Directive: Transcribe the records below exactly as they appear, omitting any pictures.

Stored data entries
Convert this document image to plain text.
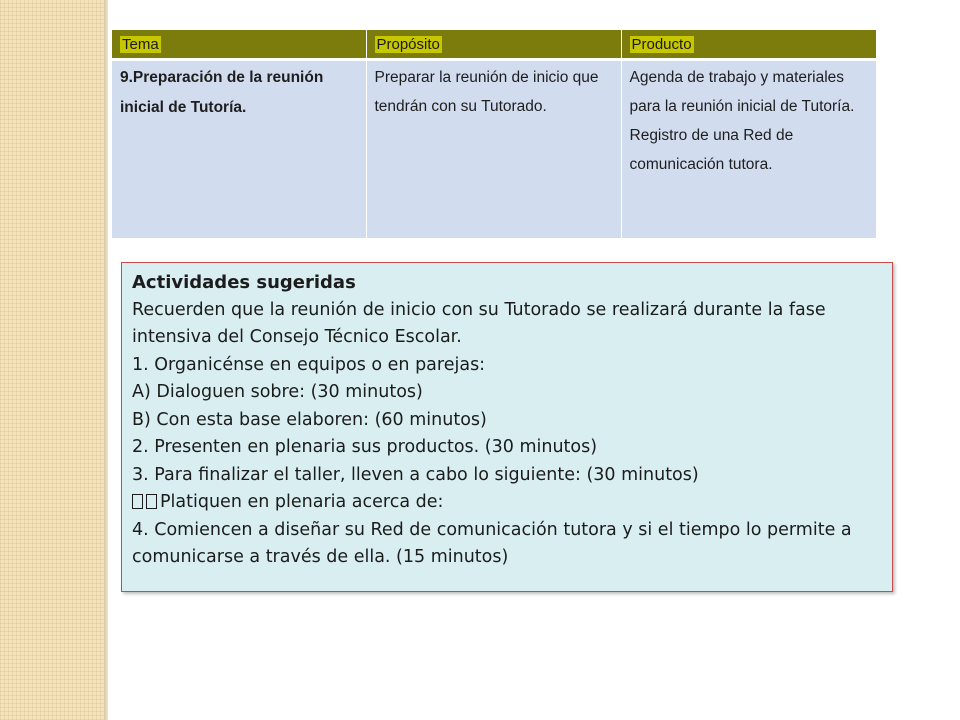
Tema	Propósito	Producto
9.Preparación de la reunión inicial de Tutoría.	Preparar la reunión de inicio que tendrán con su Tutorado.	Agenda de trabajo y materiales
para la reunión inicial de Tutoría.
Registro de una Red de comunicación tutora.
Actividades sugeridas
Recuerden que la reunión de inicio con su Tutorado se realizará durante la fase intensiva del Consejo Técnico Escolar.
1. Organicénse en equipos o en parejas:
A) Dialoguen sobre: (30 minutos)
B) Con esta base elaboren: (60 minutos)
2. Presenten en plenaria sus productos. (30 minutos)
3. Para finalizar el taller, lleven a cabo lo siguiente: (30 minutos)
Platiquen en plenaria acerca de:
4. Comiencen a diseñar su Red de comunicación tutora y si el tiempo lo permite a comunicarse a través de ella. (15 minutos)
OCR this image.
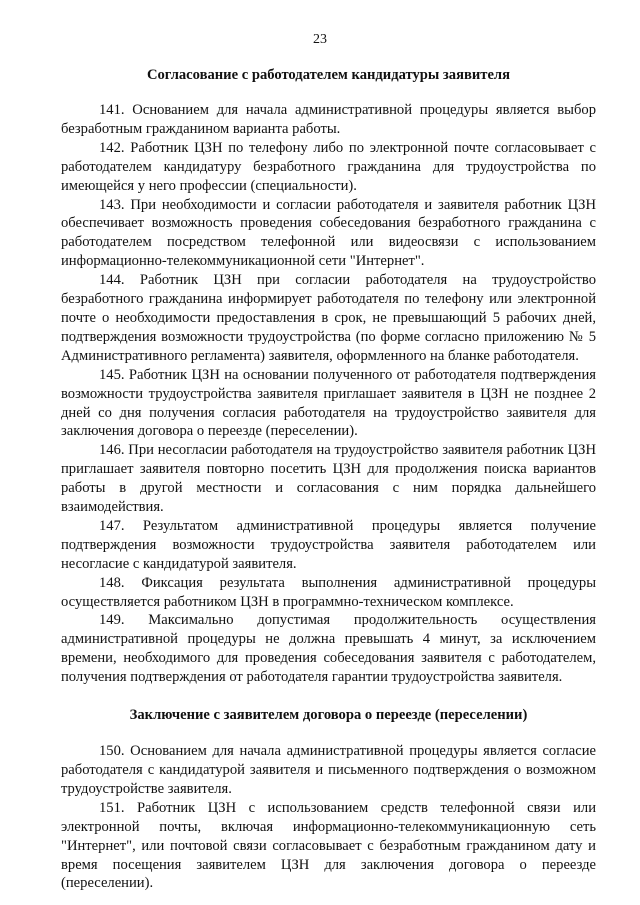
23

Согласование с работодателем кандидатуры заявителя

141. Основанием для начала административной процедуры является выбор безработным гражданином варианта работы.

142. Работник ЦЗН по телефону либо по электронной почте согласовывает с работодателем кандидатуру безработного гражданина для трудоустройства по имеющейся у него профессии (специальности).

143. При необходимости и согласии работодателя и заявителя работник ЦЗН обеспечивает возможность проведения собеседования безработного гражданина с работодателем посредством телефонной или видеосвязи с использованием информационно-телекоммуникационной сети "Интернет".

144. Работник ЦЗН при согласии работодателя на трудоустройство безработного гражданина информирует работодателя по телефону или электронной почте о необходимости предоставления в срок, не превышающий 5 рабочих дней, подтверждения возможности трудоустройства (по форме согласно приложению № 5 Административного регламента) заявителя, оформленного на бланке работодателя.

145. Работник ЦЗН на основании полученного от работодателя подтверждения возможности трудоустройства заявителя приглашает заявителя в ЦЗН не позднее 2 дней со дня получения согласия работодателя на трудоустройство заявителя для заключения договора о переезде (переселении).

146. При несогласии работодателя на трудоустройство заявителя работник ЦЗН приглашает заявителя повторно посетить ЦЗН для продолжения поиска вариантов работы в другой местности и согласования с ним порядка дальнейшего взаимодействия.

147. Результатом административной процедуры является получение подтверждения возможности трудоустройства заявителя работодателем или несогласие с кандидатурой заявителя.

148. Фиксация результата выполнения административной процедуры осуществляется работником ЦЗН в программно-техническом комплексе.

149. Максимально допустимая продолжительность осуществления административной процедуры не должна превышать 4 минут, за исключением времени, необходимого для проведения собеседования заявителя с работодателем, получения подтверждения от работодателя гарантии трудоустройства заявителя.

Заключение с заявителем договора о переезде (переселении)

150. Основанием для начала административной процедуры является согласие работодателя с кандидатурой заявителя и письменного подтверждения о возможном трудоустройстве заявителя.

151. Работник ЦЗН с использованием средств телефонной связи или электронной почты, включая информационно-телекоммуникационную сеть "Интернет", или почтовой связи согласовывает с безработным гражданином дату и время посещения заявителем ЦЗН для заключения договора о переезде (переселении).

Solution:
Convert this document image to plain text.
Tema	Propósito	Producto
9.Preparación de la reunión inicial de Tutoría.	Preparar la reunión de inicio que tendrán con su Tutorado.	Agenda de trabajo y materiales
para la reunión inicial de Tutoría.
Registro de una Red de comunicación tutora.
Actividades sugeridas
Recuerden que la reunión de inicio con su Tutorado se realizará durante la fase intensiva del Consejo Técnico Escolar.
1. Organicénse en equipos o en parejas:
A) Dialoguen sobre: (30 minutos)
B) Con esta base elaboren: (60 minutos)
2. Presenten en plenaria sus productos. (30 minutos)
3. Para finalizar el taller, lleven a cabo lo siguiente: (30 minutos)
Platiquen en plenaria acerca de:
4. Comiencen a diseñar su Red de comunicación tutora y si el tiempo lo permite a comunicarse a través de ella. (15 minutos)
OCR this image.
23

Согласование с работодателем кандидатуры заявителя

141. Основанием для начала административной процедуры является выбор безработным гражданином варианта работы.

142. Работник ЦЗН по телефону либо по электронной почте согласовывает с работодателем кандидатуру безработного гражданина для трудоустройства по имеющейся у него профессии (специальности).

143. При необходимости и согласии работодателя и заявителя работник ЦЗН обеспечивает возможность проведения собеседования безработного гражданина с работодателем посредством телефонной или видеосвязи с использованием информационно-телекоммуникационной сети "Интернет".

144. Работник ЦЗН при согласии работодателя на трудоустройство безработного гражданина информирует работодателя по телефону или электронной почте о необходимости предоставления в срок, не превышающий 5 рабочих дней, подтверждения возможности трудоустройства (по форме согласно приложению № 5 Административного регламента) заявителя, оформленного на бланке работодателя.

145. Работник ЦЗН на основании полученного от работодателя подтверждения возможности трудоустройства заявителя приглашает заявителя в ЦЗН не позднее 2 дней со дня получения согласия работодателя на трудоустройство заявителя для заключения договора о переезде (переселении).

146. При несогласии работодателя на трудоустройство заявителя работник ЦЗН приглашает заявителя повторно посетить ЦЗН для продолжения поиска вариантов работы в другой местности и согласования с ним порядка дальнейшего взаимодействия.

147. Результатом административной процедуры является получение подтверждения возможности трудоустройства заявителя работодателем или несогласие с кандидатурой заявителя.

148. Фиксация результата выполнения административной процедуры осуществляется работником ЦЗН в программно-техническом комплексе.

149. Максимально допустимая продолжительность осуществления административной процедуры не должна превышать 4 минут, за исключением времени, необходимого для проведения собеседования заявителя с работодателем, получения подтверждения от работодателя гарантии трудоустройства заявителя.

Заключение с заявителем договора о переезде (переселении)

150. Основанием для начала административной процедуры является согласие работодателя с кандидатурой заявителя и письменного подтверждения о возможном трудоустройстве заявителя.

151. Работник ЦЗН с использованием средств телефонной связи или электронной почты, включая информационно-телекоммуникационную сеть "Интернет", или почтовой связи согласовывает с безработным гражданином дату и время посещения заявителем ЦЗН для заключения договора о переезде (переселении).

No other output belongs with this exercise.